> _INSTRUCTIONS FOR THE TASK_
Continue the article on safety certification for unmanned aircraft, picking up after its last paragraph.

#### DOCUMENT SECTION ####

Military Embedded Systems

Unmanned aircraft lack stringent certification process

Story

March 07, 2016

Mariana Iriarte

Technology Editor

Military Embedded Systems

All types of unmanned aircraft systems (UASs) are popping into the national airspace, resulting in increasing numbers of accidents and near misses. Safety incidents are getting more frequent with military unmanned aircraft as well. This environment is forcing military commercial and aviation officials to speed up efforts to create the strict safety certification rules for unmanned aircraft as exist for manned aircraft.

UASs provide a compelling alternative to sending personnel on manned missions that may be too dangerous or difficult to access. However, UASs – military and civil – do not currently undergo the same rigorous safety certification process as that of manned aircraft. That situation may change in the near future due to the increase in safety incidents involving military and commercial UASs.

“As more and more flights will be in civilian airspace instead of military or foreign conflict airspace, there’s a need for a more stringent safeguard to prevent casualties resulting from a malfunction,” says Wayne McGee, vice president of sales and general manager of Creative Electronic Systems, North America (CES) in Raleigh, NC. “The rate of malfunction is substantially higher than for civilian certified aircraft.” If you drop a UAS on a civilian installation in a war zone they call that collateral damage; if you drop that on elementary school while it’s in session someone’s head is going to roll. More and more of these UASs are being used in civilian airspace, and they are going to have to meet far more stringent guidelines than they do currently.”

“The trend in the industry is a lot of near misses due to lack of regulations and integration into airspace,” says Gary Gilliland, technical marketing manager at DDC-I in Phoenix, Arizona. “The Federal Aviation Administration (FAA) has taken the action to have these regulations integrated. They can see this is a growing trend. I was just reading about one, where a UAS came within a 20 meters of a commercial jet over the Houses of Parliament in the U.K. That’s 60 feet, that’s very close. This is a huge safety concern for the flying public and the people on the ground.”

Commercial and military drones have increased in numbers in the national airspace. During a training session, Marines were forced to land an unarmed RQ-7B Shadow UAV in the Neuse River, just north of Marine Corps Air Station Cherry Point, North Carolina on September 10, 2015. According to a Marine Corps Times article, the aircraft was recovered six hours later after a search and rescue effort.

“The military, especially the Army, are using UASs for surveillance and intelligence. They are often operating in open zones, not always in military zones,” says Thierry Wastiaux, senior vice president of sales of Interface Concept in Quimper, France. “For the military, the rules on UAVs are a little bit less stringent because they were only allowed to fly in military zones. Civil aviation was not entitled to impose its restrictions on the military zone. As soon as military UAVs started going into the civilian zones, however, then the aviation authorities requested certification.”

#### EXTRACTED MATERIAL ####

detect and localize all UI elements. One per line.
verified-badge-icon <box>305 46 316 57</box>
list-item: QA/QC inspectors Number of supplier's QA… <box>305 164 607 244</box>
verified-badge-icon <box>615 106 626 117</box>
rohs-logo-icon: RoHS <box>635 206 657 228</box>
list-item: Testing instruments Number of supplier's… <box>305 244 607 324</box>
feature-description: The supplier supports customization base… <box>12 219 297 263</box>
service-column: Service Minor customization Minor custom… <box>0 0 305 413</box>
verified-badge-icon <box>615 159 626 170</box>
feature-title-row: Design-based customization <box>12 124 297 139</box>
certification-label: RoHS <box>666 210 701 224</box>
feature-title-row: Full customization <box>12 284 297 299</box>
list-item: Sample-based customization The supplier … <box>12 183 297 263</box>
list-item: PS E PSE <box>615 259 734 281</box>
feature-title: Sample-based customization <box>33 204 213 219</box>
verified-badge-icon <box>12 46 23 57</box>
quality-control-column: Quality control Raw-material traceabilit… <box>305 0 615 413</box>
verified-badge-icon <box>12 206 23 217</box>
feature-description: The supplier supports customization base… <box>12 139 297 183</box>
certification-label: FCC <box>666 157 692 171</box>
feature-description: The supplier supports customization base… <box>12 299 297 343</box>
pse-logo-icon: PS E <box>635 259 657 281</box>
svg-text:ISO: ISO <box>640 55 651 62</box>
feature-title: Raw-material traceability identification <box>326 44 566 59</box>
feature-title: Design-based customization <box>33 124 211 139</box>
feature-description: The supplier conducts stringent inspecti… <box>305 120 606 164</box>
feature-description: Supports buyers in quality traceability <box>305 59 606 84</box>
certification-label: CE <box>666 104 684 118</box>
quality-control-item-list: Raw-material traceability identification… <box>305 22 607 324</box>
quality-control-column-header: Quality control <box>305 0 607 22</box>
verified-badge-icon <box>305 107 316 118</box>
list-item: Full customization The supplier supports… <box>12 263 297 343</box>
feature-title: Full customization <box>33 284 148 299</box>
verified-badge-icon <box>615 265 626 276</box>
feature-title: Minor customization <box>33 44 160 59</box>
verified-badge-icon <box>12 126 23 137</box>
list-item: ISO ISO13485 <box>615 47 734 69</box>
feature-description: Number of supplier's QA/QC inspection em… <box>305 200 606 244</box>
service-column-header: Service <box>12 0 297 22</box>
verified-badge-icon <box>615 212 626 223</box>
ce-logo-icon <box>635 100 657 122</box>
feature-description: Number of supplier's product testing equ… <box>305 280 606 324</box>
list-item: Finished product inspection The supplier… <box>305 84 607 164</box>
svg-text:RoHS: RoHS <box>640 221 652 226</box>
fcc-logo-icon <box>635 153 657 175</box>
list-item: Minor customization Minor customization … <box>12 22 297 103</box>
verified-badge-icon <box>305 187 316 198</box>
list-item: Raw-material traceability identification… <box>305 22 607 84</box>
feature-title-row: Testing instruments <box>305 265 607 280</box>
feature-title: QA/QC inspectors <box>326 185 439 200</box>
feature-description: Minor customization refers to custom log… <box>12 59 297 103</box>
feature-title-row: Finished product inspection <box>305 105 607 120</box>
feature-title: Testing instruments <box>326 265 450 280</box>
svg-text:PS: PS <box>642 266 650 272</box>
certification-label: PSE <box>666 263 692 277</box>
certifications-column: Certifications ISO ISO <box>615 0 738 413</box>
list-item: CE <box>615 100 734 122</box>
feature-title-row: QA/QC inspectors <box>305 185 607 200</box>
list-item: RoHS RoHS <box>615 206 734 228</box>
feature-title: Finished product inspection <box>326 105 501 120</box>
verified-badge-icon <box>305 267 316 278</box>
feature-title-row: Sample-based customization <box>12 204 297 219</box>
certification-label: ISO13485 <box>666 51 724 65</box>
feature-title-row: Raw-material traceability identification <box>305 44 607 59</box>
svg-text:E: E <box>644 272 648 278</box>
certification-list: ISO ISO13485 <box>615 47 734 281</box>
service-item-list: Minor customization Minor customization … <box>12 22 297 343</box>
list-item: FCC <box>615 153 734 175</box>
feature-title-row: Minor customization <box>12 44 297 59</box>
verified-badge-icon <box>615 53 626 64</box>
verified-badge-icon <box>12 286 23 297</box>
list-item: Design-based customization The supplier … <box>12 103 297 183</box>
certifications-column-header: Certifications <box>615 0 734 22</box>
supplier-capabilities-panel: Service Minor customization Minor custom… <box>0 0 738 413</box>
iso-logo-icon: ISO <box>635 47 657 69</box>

####

> _FINAL RESULT_
UASs are not only “lost in action,” as several past incidents show that drones do malfunction for one reason or another. In 2013, an aerial target drone malfunctioned and crashed into the guided-missile cruiser USS Chancellorsville during an exercise, according to Navy officials. Two sailors were treated for minor burns and the ship sustained damage and had to return to port. In October of 2014, an Air Force MQ-1B Predator crashed in southern Turkey; Air Force officials say that the Predator experienced mechanical failure, and no civilian or military injuries resulted from the crash.

Military buying into safety certification

“Even military UASs are looking at DO-178B/C [certification] as a process. They are not as concerned about interacting in national airspace. Even though the military has a very defined, very mature way of developing software, it is not as stringent as DO-178,” says Gilliland.

Engineers use guidelines such as the DO-178B/C and DO-254 as a de facto standard to verify that the safety-critical software and hardware in manned airborne systems will not fail.

“However, the military has a real problem with losing drones due to software or mechanical failures. In research for a presentation last year, I found that about 400 were lost due to these failures in the past 10 years. Those guys are a million-plus apiece. It’s a cost-saving measure to keep them intact,” Gilliland continues. “What the military was doing was putting things together quick to meet a certain need. We were going into wars and we needed capabilities. The drones were built on foundations of general-purpose software, a lot of cases using Linux – not a platform you would consider safe.

“[They do] see the value in the DO-178 process,” Gilliland continues. Over the past 10 years they have been adopting the commercial DO-178 process as the basis for development; prior to that, it was just industry practices to get functionality. For the most critical systems, they are already adopting standards. The military has a stricter process for the aircraft than they do for UASs, but they are looking to reevaluate this process. It’s real expensive to lose one of these things. I believe they know what they need to do, I just don’t think they have had the requirements to develop their UAS with the same rigor they need to.”

 

Figure 1: Soldier does preflight checks on RQ-7B Shadow. Photo courtesy of U.S. Army/Photo by Spc. Margaret Taylor.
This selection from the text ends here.